DIRECTION
Repeat every record below exactly as it appears.

** BEGIN RECORDS FOR THE TASK **

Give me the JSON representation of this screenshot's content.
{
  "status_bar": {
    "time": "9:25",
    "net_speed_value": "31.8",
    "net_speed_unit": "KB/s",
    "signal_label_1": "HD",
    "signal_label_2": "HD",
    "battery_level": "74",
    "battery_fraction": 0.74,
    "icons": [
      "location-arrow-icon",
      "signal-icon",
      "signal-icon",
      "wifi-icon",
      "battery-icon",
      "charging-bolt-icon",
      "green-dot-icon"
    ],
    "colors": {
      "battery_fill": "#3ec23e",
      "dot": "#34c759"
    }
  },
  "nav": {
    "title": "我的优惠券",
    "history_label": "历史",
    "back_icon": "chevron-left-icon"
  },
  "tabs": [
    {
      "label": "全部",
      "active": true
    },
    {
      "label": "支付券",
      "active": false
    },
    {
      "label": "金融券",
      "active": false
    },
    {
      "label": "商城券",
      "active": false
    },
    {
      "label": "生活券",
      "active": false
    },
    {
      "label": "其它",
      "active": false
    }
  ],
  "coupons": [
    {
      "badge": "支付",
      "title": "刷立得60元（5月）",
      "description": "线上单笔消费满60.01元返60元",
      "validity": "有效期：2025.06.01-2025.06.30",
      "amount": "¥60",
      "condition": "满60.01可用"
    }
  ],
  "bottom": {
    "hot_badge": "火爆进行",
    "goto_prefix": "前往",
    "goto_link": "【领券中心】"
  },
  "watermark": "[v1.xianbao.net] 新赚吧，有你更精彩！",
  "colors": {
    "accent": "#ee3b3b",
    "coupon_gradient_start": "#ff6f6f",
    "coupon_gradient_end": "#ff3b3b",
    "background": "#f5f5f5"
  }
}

** END RECORDS FOR THE TASK **

TASK SOLUTION
Give me the JSON representation of this screenshot's content.
{
  "status_bar": {
    "time": "9:25",
    "net_speed_value": "31.8",
    "net_speed_unit": "KB/s",
    "signal_label_1": "HD",
    "signal_label_2": "HD",
    "battery_level": "74",
    "battery_fraction": 0.74,
    "icons": [
      "location-arrow-icon",
      "signal-icon",
      "signal-icon",
      "wifi-icon",
      "battery-icon",
      "charging-bolt-icon",
      "green-dot-icon"
    ],
    "colors": {
      "battery_fill": "#3ec23e",
      "dot": "#34c759"
    }
  },
  "nav": {
    "title": "我的优惠券",
    "history_label": "历史",
    "back_icon": "chevron-left-icon"
  },
  "tabs": [
    {
      "label": "全部",
      "active": true
    },
    {
      "label": "支付券",
      "active": false
    },
    {
      "label": "金融券",
      "active": false
    },
    {
      "label": "商城券",
      "active": false
    },
    {
      "label": "生活券",
      "active": false
    },
    {
      "label": "其它",
      "active": false
    }
  ],
  "coupons": [
    {
      "badge": "支付",
      "title": "刷立得60元（5月）",
      "description": "线上单笔消费满60.01元返60元",
      "validity": "有效期：2025.06.01-2025.06.30",
      "amount": "¥60",
      "condition": "满60.01可用"
    }
  ],
  "bottom": {
    "hot_badge": "火爆进行",
    "goto_prefix": "前往",
    "goto_link": "【领券中心】"
  },
  "watermark": "[v1.xianbao.net] 新赚吧，有你更精彩！",
  "colors": {
    "accent": "#ee3b3b",
    "coupon_gradient_start": "#ff6f6f",
    "coupon_gradient_end": "#ff3b3b",
    "background": "#f5f5f5"
  }
}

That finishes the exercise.